* _Exercise_
The records below must be transcribed exactly. Do not include the pictures.

* _Exercise input_
+ + + + + + +

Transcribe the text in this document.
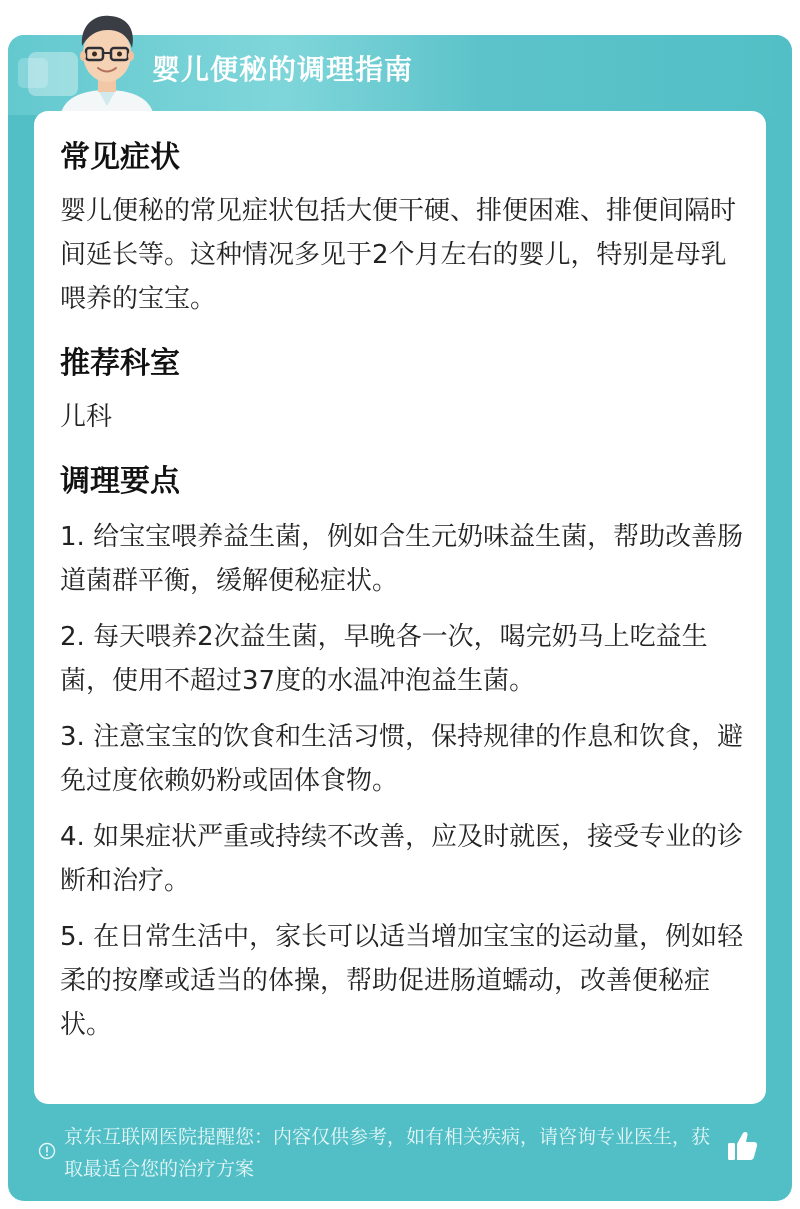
婴儿便秘的调理指南
常见症状

婴儿便秘的常见症状包括大便干硬、排便困难、排便间隔时间延长等。这种情况多见于2个月左右的婴儿，特别是母乳喂养的宝宝。

推荐科室

儿科

调理要点

1. 给宝宝喂养益生菌，例如合生元奶味益生菌，帮助改善肠道菌群平衡，缓解便秘症状。

2. 每天喂养2次益生菌，早晚各一次，喝完奶马上吃益生菌，使用不超过37度的水温冲泡益生菌。

3. 注意宝宝的饮食和生活习惯，保持规律的作息和饮食，避免过度依赖奶粉或固体食物。

4. 如果症状严重或持续不改善，应及时就医，接受专业的诊断和治疗。

5. 在日常生活中，家长可以适当增加宝宝的运动量，例如轻柔的按摩或适当的体操，帮助促进肠道蠕动，改善便秘症状。

京东互联网医院提醒您：内容仅供参考，如有相关疾病，请咨询专业医生，获取最适合您的治疗方案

+ + + + + + +

* _Answer for the task_
Transcribe the text in this document.
婴儿便秘的调理指南
常见症状

婴儿便秘的常见症状包括大便干硬、排便困难、排便间隔时间延长等。这种情况多见于2个月左右的婴儿，特别是母乳喂养的宝宝。

推荐科室

儿科

调理要点

1. 给宝宝喂养益生菌，例如合生元奶味益生菌，帮助改善肠道菌群平衡，缓解便秘症状。

2. 每天喂养2次益生菌，早晚各一次，喝完奶马上吃益生菌，使用不超过37度的水温冲泡益生菌。

3. 注意宝宝的饮食和生活习惯，保持规律的作息和饮食，避免过度依赖奶粉或固体食物。

4. 如果症状严重或持续不改善，应及时就医，接受专业的诊断和治疗。

5. 在日常生活中，家长可以适当增加宝宝的运动量，例如轻柔的按摩或适当的体操，帮助促进肠道蠕动，改善便秘症状。

京东互联网医院提醒您：内容仅供参考，如有相关疾病，请咨询专业医生，获取最适合您的治疗方案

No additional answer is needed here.